Dataset entries on figures |

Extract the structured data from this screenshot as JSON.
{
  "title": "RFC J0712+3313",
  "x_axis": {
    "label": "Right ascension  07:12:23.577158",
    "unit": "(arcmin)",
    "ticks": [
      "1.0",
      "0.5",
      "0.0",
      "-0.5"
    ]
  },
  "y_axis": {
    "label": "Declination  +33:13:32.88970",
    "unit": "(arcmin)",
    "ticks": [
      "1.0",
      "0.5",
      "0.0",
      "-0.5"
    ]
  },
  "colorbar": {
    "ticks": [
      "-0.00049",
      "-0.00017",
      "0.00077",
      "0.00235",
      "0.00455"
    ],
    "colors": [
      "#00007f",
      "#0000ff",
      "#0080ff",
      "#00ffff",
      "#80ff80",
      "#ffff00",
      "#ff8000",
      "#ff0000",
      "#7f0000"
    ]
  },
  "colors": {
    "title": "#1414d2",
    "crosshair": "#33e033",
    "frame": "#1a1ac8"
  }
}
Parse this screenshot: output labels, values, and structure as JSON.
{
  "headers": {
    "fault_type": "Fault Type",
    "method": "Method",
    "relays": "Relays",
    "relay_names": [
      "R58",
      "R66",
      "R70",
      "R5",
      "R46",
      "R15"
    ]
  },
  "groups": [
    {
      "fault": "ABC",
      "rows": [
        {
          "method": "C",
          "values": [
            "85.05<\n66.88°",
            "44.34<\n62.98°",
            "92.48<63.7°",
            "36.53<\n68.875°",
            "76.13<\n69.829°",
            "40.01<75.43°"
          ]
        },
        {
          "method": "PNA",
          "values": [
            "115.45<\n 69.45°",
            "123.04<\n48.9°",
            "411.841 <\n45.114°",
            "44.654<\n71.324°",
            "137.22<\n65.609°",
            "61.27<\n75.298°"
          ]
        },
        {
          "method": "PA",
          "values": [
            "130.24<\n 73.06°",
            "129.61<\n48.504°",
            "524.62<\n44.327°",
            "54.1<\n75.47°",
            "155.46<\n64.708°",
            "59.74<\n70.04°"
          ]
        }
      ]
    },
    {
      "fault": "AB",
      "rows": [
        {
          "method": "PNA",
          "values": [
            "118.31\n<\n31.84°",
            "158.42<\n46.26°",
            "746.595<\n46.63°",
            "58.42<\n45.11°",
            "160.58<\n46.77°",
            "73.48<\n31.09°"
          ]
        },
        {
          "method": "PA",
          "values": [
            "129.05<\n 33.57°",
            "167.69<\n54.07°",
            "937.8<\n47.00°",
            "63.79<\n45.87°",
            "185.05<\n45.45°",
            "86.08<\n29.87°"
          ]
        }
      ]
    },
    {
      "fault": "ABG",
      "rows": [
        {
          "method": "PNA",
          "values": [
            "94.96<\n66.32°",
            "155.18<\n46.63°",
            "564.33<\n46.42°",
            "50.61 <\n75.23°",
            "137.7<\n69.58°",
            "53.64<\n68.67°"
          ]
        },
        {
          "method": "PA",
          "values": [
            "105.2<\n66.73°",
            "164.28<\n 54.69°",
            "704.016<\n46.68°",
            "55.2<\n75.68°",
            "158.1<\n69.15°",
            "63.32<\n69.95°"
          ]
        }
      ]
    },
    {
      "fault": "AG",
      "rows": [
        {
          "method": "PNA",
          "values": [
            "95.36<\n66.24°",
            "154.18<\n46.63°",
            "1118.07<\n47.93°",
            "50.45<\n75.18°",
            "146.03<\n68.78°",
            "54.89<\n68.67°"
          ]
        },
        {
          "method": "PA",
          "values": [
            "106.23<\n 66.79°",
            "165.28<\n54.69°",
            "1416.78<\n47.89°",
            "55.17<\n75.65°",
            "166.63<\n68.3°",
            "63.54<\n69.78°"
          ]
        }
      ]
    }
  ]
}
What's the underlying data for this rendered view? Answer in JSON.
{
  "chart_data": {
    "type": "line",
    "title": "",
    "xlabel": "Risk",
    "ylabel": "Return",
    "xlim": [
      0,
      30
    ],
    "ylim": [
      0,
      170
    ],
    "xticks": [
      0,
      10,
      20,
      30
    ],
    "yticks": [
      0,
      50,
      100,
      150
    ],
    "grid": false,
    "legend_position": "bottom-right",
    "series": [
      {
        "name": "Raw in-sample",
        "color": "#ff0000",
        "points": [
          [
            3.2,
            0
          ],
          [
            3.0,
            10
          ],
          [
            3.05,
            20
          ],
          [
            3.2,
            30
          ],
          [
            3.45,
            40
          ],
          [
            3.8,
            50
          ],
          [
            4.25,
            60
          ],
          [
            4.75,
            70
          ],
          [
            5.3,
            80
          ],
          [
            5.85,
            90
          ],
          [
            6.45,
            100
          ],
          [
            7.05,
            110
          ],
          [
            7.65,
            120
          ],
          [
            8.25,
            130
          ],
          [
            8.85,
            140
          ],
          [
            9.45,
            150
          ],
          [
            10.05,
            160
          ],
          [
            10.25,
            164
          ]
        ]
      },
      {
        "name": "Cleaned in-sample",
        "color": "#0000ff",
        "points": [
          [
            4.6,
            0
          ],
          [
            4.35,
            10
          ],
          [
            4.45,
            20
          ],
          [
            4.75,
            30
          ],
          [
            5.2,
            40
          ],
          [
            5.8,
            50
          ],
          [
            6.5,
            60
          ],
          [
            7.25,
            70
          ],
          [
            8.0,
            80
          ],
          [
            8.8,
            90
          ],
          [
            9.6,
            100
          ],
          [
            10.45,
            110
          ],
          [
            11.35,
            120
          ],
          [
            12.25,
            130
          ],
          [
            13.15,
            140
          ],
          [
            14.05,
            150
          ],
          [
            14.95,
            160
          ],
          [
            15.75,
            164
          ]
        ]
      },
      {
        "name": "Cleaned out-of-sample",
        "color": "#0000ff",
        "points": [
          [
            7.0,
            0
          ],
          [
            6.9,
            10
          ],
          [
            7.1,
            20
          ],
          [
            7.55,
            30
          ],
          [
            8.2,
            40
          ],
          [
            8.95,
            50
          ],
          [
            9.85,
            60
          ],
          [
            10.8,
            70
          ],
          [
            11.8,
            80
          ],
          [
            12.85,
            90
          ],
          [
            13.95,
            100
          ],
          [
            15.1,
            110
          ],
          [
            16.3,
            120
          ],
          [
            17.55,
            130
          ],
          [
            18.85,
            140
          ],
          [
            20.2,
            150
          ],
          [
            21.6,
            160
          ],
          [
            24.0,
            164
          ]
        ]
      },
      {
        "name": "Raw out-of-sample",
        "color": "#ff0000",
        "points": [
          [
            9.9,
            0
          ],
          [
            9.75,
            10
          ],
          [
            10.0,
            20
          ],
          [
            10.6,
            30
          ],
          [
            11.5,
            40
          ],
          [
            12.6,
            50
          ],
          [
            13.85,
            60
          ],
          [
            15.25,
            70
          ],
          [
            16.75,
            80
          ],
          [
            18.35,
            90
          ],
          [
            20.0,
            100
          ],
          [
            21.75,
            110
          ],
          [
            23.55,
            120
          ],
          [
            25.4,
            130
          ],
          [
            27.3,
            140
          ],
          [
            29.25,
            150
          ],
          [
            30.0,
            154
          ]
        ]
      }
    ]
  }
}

OBJECTIVE | List each line of the records that holds the string "title".

RESULT FOR THIS TASK |
  "title": "RFC J0712+3313",
    "title": "#1414d2",
    "title": "",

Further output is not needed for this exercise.